▶ WHAT IS REQUIRED: Report every line of the records below that contains the word "biexponential".

═════ DATA EXTRACTS

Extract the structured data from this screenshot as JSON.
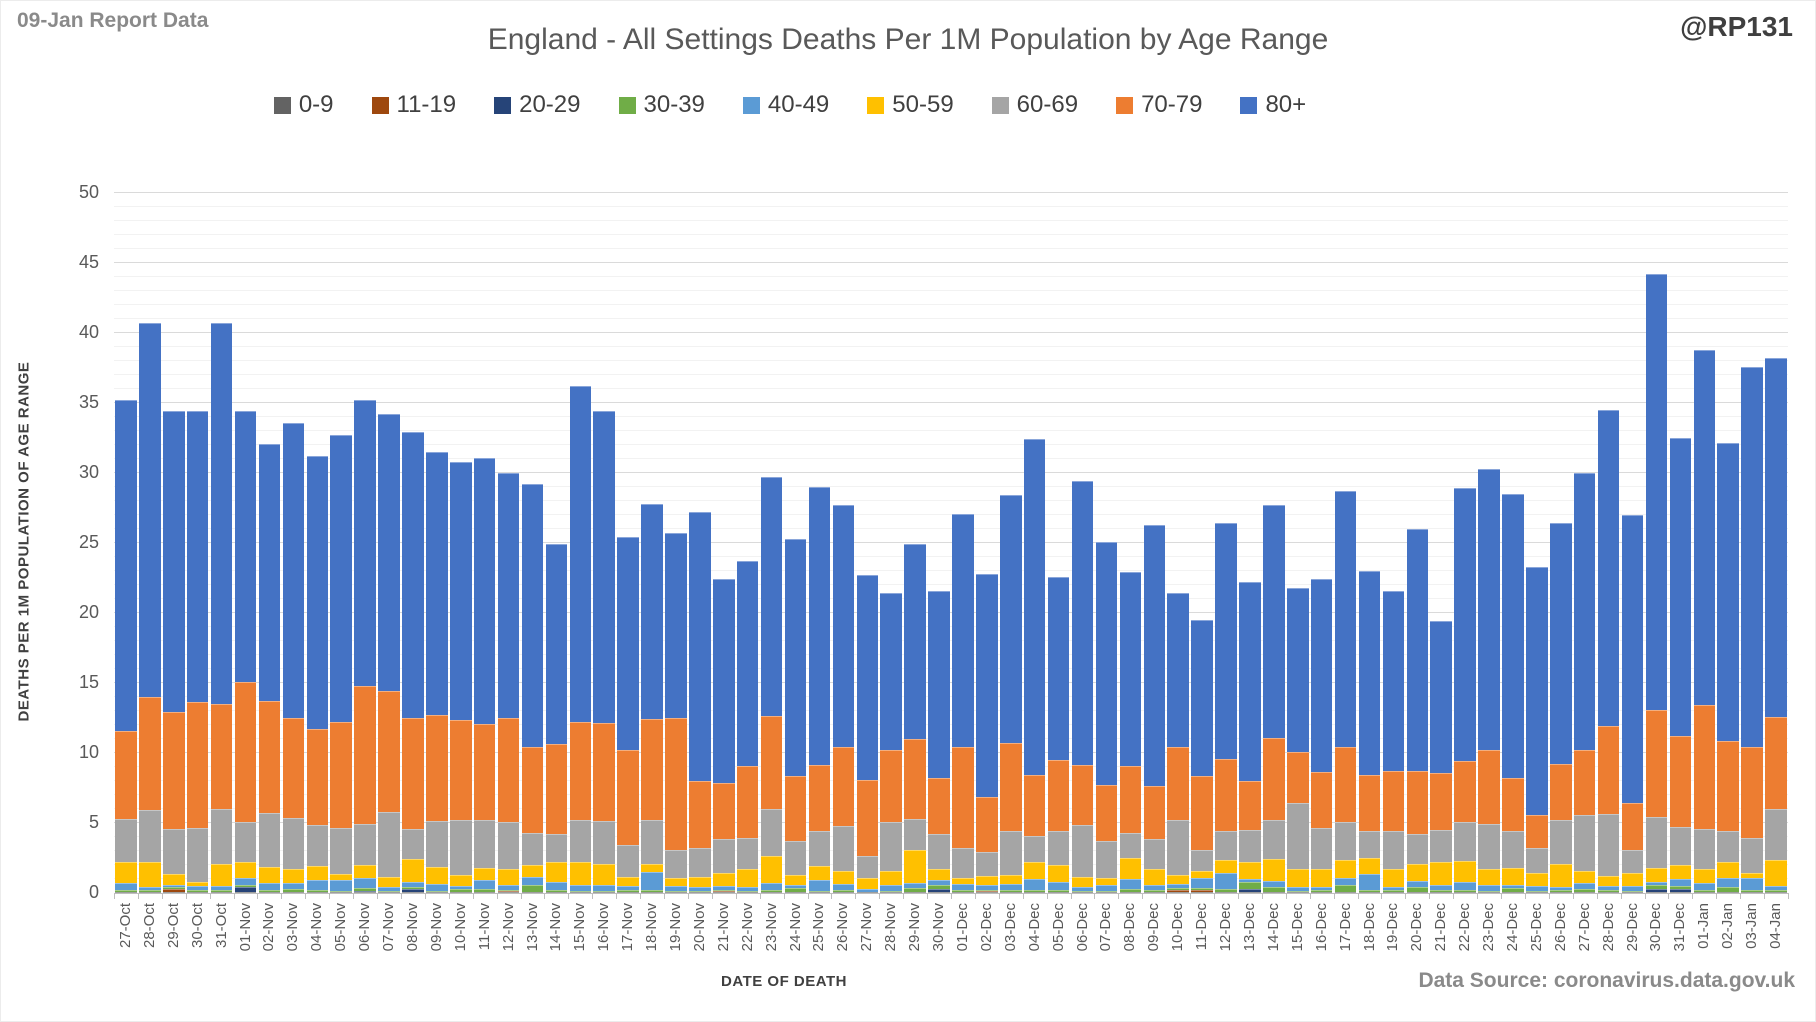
{
  "header": {
    "report_label": "09-Jan Report Data",
    "title": "England - All Settings Deaths Per 1M Population by Age Range",
    "watermark": "@RP131"
  },
  "footer": {
    "source": "Data Source: coronavirus.data.gov.uk"
  },
  "chart_data": {
    "type": "bar",
    "stacked": true,
    "title": "England - All Settings Deaths Per 1M Population by Age Range",
    "xlabel": "DATE OF DEATH",
    "ylabel": "DEATHS PER 1M POPULATION OF AGE RANGE",
    "ylim": [
      0,
      50
    ],
    "ytick_step": 5,
    "minor_grid_step": 1,
    "grid": true,
    "legend_position": "top",
    "axis_color": "#BFBFBF",
    "categories": [
      "27-Oct",
      "28-Oct",
      "29-Oct",
      "30-Oct",
      "31-Oct",
      "01-Nov",
      "02-Nov",
      "03-Nov",
      "04-Nov",
      "05-Nov",
      "06-Nov",
      "07-Nov",
      "08-Nov",
      "09-Nov",
      "10-Nov",
      "11-Nov",
      "12-Nov",
      "13-Nov",
      "14-Nov",
      "15-Nov",
      "16-Nov",
      "17-Nov",
      "18-Nov",
      "19-Nov",
      "20-Nov",
      "21-Nov",
      "22-Nov",
      "23-Nov",
      "24-Nov",
      "25-Nov",
      "26-Nov",
      "27-Nov",
      "28-Nov",
      "29-Nov",
      "30-Nov",
      "01-Dec",
      "02-Dec",
      "03-Dec",
      "04-Dec",
      "05-Dec",
      "06-Dec",
      "07-Dec",
      "08-Dec",
      "09-Dec",
      "10-Dec",
      "11-Dec",
      "12-Dec",
      "13-Dec",
      "14-Dec",
      "15-Dec",
      "16-Dec",
      "17-Dec",
      "18-Dec",
      "19-Dec",
      "20-Dec",
      "21-Dec",
      "22-Dec",
      "23-Dec",
      "24-Dec",
      "25-Dec",
      "26-Dec",
      "27-Dec",
      "28-Dec",
      "29-Dec",
      "30-Dec",
      "31-Dec",
      "01-Jan",
      "02-Jan",
      "03-Jan",
      "04-Jan"
    ],
    "series": [
      {
        "name": "0-9",
        "color": "#636363",
        "values": [
          0.05,
          0.05,
          0.05,
          0.05,
          0.05,
          0.05,
          0.05,
          0.05,
          0.05,
          0.05,
          0.05,
          0.1,
          0.05,
          0.05,
          0.05,
          0.05,
          0.05,
          0.05,
          0.05,
          0.05,
          0.05,
          0.05,
          0.05,
          0.05,
          0.05,
          0.05,
          0.05,
          0.05,
          0.05,
          0.05,
          0.05,
          0.05,
          0.05,
          0.05,
          0.05,
          0.05,
          0.05,
          0.05,
          0.05,
          0.05,
          0.05,
          0.05,
          0.05,
          0.05,
          0.05,
          0.05,
          0.05,
          0.05,
          0.05,
          0.05,
          0.05,
          0.05,
          0.05,
          0.05,
          0.05,
          0.05,
          0.05,
          0.05,
          0.05,
          0.05,
          0.05,
          0.05,
          0.1,
          0.05,
          0.05,
          0.05,
          0.05,
          0.05,
          0.05,
          0.05
        ]
      },
      {
        "name": "11-19",
        "color": "#9E480E",
        "values": [
          0.05,
          0,
          0.25,
          0,
          0,
          0.05,
          0,
          0,
          0,
          0,
          0,
          0,
          0,
          0,
          0,
          0,
          0.1,
          0,
          0,
          0,
          0,
          0,
          0,
          0,
          0,
          0.1,
          0,
          0,
          0,
          0,
          0,
          0,
          0,
          0,
          0,
          0,
          0.1,
          0,
          0,
          0,
          0,
          0,
          0,
          0,
          0.2,
          0.2,
          0,
          0,
          0,
          0,
          0,
          0,
          0,
          0,
          0,
          0,
          0,
          0,
          0,
          0,
          0,
          0,
          0,
          0,
          0,
          0,
          0,
          0,
          0,
          0
        ]
      },
      {
        "name": "20-29",
        "color": "#264478",
        "values": [
          0,
          0,
          0,
          0,
          0,
          0.3,
          0,
          0,
          0,
          0,
          0.1,
          0,
          0.25,
          0,
          0,
          0,
          0,
          0,
          0,
          0,
          0,
          0,
          0,
          0,
          0,
          0,
          0,
          0,
          0,
          0,
          0,
          0,
          0,
          0,
          0.25,
          0,
          0,
          0,
          0,
          0,
          0,
          0,
          0,
          0,
          0,
          0,
          0,
          0.25,
          0,
          0,
          0,
          0,
          0,
          0,
          0,
          0,
          0,
          0,
          0,
          0,
          0,
          0,
          0,
          0,
          0.25,
          0.25,
          0,
          0,
          0,
          0
        ]
      },
      {
        "name": "30-39",
        "color": "#70AD47",
        "values": [
          0.15,
          0.15,
          0.1,
          0.15,
          0.2,
          0.15,
          0.15,
          0.25,
          0.2,
          0.1,
          0.2,
          0.05,
          0.1,
          0.1,
          0.25,
          0.25,
          0.1,
          0.55,
          0.15,
          0.1,
          0.1,
          0.15,
          0.2,
          0.1,
          0.1,
          0.1,
          0.1,
          0.15,
          0.3,
          0.1,
          0.2,
          0.05,
          0.1,
          0.3,
          0.3,
          0.2,
          0.1,
          0.2,
          0.2,
          0.15,
          0.1,
          0.1,
          0.25,
          0.2,
          0.1,
          0.1,
          0.25,
          0.5,
          0.4,
          0.1,
          0.15,
          0.55,
          0.2,
          0.15,
          0.4,
          0.15,
          0.15,
          0.1,
          0.3,
          0.1,
          0.2,
          0.25,
          0.15,
          0.1,
          0.3,
          0.2,
          0.2,
          0.4,
          0.15,
          0.15
        ]
      },
      {
        "name": "40-49",
        "color": "#5B9BD5",
        "values": [
          0.5,
          0.2,
          0.2,
          0.3,
          0.25,
          0.55,
          0.55,
          0.4,
          0.7,
          0.75,
          0.7,
          0.3,
          0.4,
          0.5,
          0.2,
          0.65,
          0.35,
          0.55,
          0.6,
          0.45,
          0.4,
          0.3,
          1.25,
          0.35,
          0.3,
          0.25,
          0.3,
          0.55,
          0.25,
          0.8,
          0.4,
          0.2,
          0.45,
          0.4,
          0.3,
          0.4,
          0.35,
          0.4,
          0.75,
          0.6,
          0.25,
          0.45,
          0.7,
          0.3,
          0.3,
          0.7,
          1.15,
          0.2,
          0.4,
          0.3,
          0.2,
          0.45,
          1.1,
          0.2,
          0.4,
          0.4,
          0.6,
          0.4,
          0.25,
          0.35,
          0.2,
          0.45,
          0.25,
          0.35,
          0.2,
          0.5,
          0.45,
          0.65,
          0.9,
          0.3
        ]
      },
      {
        "name": "50-59",
        "color": "#FFC000",
        "values": [
          1.45,
          1.85,
          0.75,
          0.3,
          1.55,
          1.15,
          1.1,
          1.0,
          1.0,
          0.45,
          0.95,
          0.7,
          1.6,
          1.2,
          0.8,
          0.85,
          1.15,
          0.85,
          1.45,
          1.65,
          1.5,
          0.65,
          0.6,
          0.6,
          0.7,
          0.95,
          1.25,
          1.9,
          0.7,
          1.0,
          0.9,
          0.75,
          1.0,
          2.35,
          0.8,
          0.4,
          0.6,
          0.65,
          1.25,
          1.2,
          0.75,
          0.45,
          1.5,
          1.15,
          0.65,
          0.5,
          0.9,
          1.25,
          1.6,
          1.25,
          1.35,
          1.3,
          1.15,
          1.3,
          1.2,
          1.65,
          1.5,
          1.2,
          1.2,
          0.95,
          1.65,
          0.85,
          0.7,
          0.95,
          1.0,
          1.0,
          1.0,
          1.15,
          0.35,
          1.85
        ]
      },
      {
        "name": "60-69",
        "color": "#A5A5A5",
        "values": [
          3.1,
          3.7,
          3.2,
          3.85,
          3.95,
          2.85,
          3.9,
          3.65,
          2.9,
          3.3,
          2.95,
          4.65,
          2.2,
          3.3,
          3.9,
          3.4,
          3.35,
          2.3,
          1.95,
          3.0,
          3.1,
          2.3,
          3.1,
          1.95,
          2.1,
          2.4,
          2.2,
          3.35,
          2.45,
          2.45,
          3.25,
          1.6,
          3.5,
          2.2,
          2.55,
          2.2,
          1.7,
          3.1,
          1.85,
          2.4,
          3.7,
          2.7,
          1.8,
          2.15,
          3.9,
          1.5,
          2.1,
          2.25,
          2.75,
          4.7,
          2.9,
          2.7,
          1.9,
          2.75,
          2.2,
          2.25,
          2.8,
          3.2,
          2.6,
          1.75,
          3.1,
          4.0,
          4.45,
          1.6,
          3.6,
          2.7,
          2.85,
          2.15,
          2.45,
          3.65
        ]
      },
      {
        "name": "70-79",
        "color": "#ED7D31",
        "values": [
          6.25,
          8.05,
          8.35,
          9.0,
          7.5,
          10.0,
          8.0,
          7.15,
          6.9,
          7.55,
          9.85,
          8.65,
          7.9,
          7.6,
          7.15,
          6.85,
          7.4,
          6.1,
          6.45,
          7.0,
          7.0,
          6.8,
          7.2,
          9.45,
          4.75,
          4.0,
          5.15,
          6.65,
          4.6,
          4.75,
          5.65,
          5.4,
          5.1,
          5.7,
          3.95,
          7.2,
          3.95,
          6.3,
          4.3,
          5.1,
          4.3,
          4.0,
          4.8,
          3.8,
          5.25,
          5.3,
          5.1,
          3.5,
          5.9,
          3.7,
          4.0,
          5.35,
          4.05,
          4.3,
          4.45,
          4.1,
          4.35,
          5.25,
          3.85,
          2.35,
          4.0,
          4.65,
          6.3,
          3.4,
          7.7,
          6.5,
          8.9,
          6.45,
          6.55,
          6.55
        ]
      },
      {
        "name": "80+",
        "color": "#4472C4",
        "values": [
          23.7,
          26.75,
          21.5,
          20.75,
          27.2,
          19.3,
          18.3,
          21.1,
          19.45,
          20.5,
          20.4,
          19.75,
          20.4,
          18.75,
          18.45,
          19.05,
          17.5,
          18.8,
          14.25,
          23.95,
          22.25,
          15.15,
          15.4,
          13.2,
          19.2,
          14.55,
          14.65,
          17.05,
          16.95,
          19.85,
          17.25,
          14.65,
          11.2,
          13.9,
          13.4,
          16.65,
          15.95,
          17.7,
          24.0,
          13.1,
          20.25,
          17.35,
          13.8,
          18.65,
          10.95,
          11.15,
          16.85,
          14.2,
          16.6,
          11.7,
          13.75,
          18.3,
          14.55,
          12.85,
          17.3,
          10.8,
          19.45,
          20.1,
          20.25,
          17.75,
          17.2,
          19.75,
          22.55,
          20.55,
          31.1,
          21.3,
          25.35,
          21.3,
          27.15,
          25.65
        ]
      }
    ]
  }
}
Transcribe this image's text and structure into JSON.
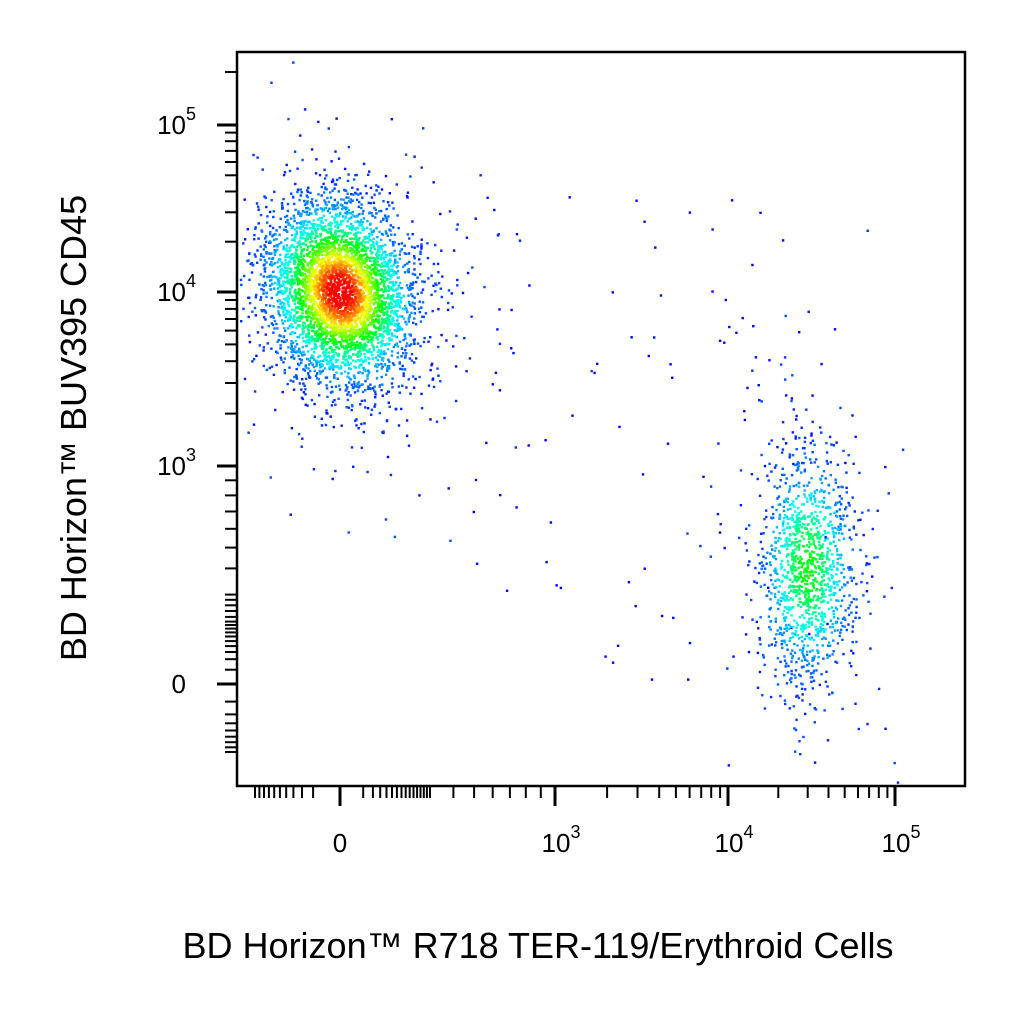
{
  "chart_data": {
    "type": "scatter",
    "subtype": "flow-cytometry-density-dot-plot",
    "xlabel": "BD Horizon™ R718 TER-119/Erythroid Cells",
    "ylabel": "BD Horizon™ BUV395 CD45",
    "x_scale": "biexponential",
    "y_scale": "biexponential",
    "xlim": [
      -200,
      150000
    ],
    "ylim": [
      -150,
      250000
    ],
    "x_ticks": [
      {
        "value": 0,
        "base": "0",
        "exp": ""
      },
      {
        "value": 1000,
        "base": "10",
        "exp": "3"
      },
      {
        "value": 10000,
        "base": "10",
        "exp": "4"
      },
      {
        "value": 100000,
        "base": "10",
        "exp": "5"
      }
    ],
    "y_ticks": [
      {
        "value": 0,
        "base": "0",
        "exp": ""
      },
      {
        "value": 1000,
        "base": "10",
        "exp": "3"
      },
      {
        "value": 10000,
        "base": "10",
        "exp": "4"
      },
      {
        "value": 100000,
        "base": "10",
        "exp": "5"
      }
    ],
    "grid": false,
    "legend": "none",
    "color_scale": [
      "#0000ff",
      "#00ffff",
      "#00ff00",
      "#ffff00",
      "#ff0000"
    ],
    "populations": [
      {
        "description": "CD45+ TER-119- (upper left)",
        "center_x": 0,
        "center_y": 10000,
        "x_range": [
          -100,
          300
        ],
        "y_range": [
          3000,
          40000
        ],
        "approx_events": 4500,
        "peak_density": "high"
      },
      {
        "description": "TER-119+ CD45- erythroid (lower right)",
        "center_x": 30000,
        "center_y": 400,
        "x_range": [
          15000,
          60000
        ],
        "y_range": [
          0,
          1500
        ],
        "approx_events": 1300,
        "peak_density": "medium"
      }
    ]
  }
}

══════════

▶ SOLUTION TO THE PROBLEM:
    "x_scale": "biexponential",
    "y_scale": "biexponential",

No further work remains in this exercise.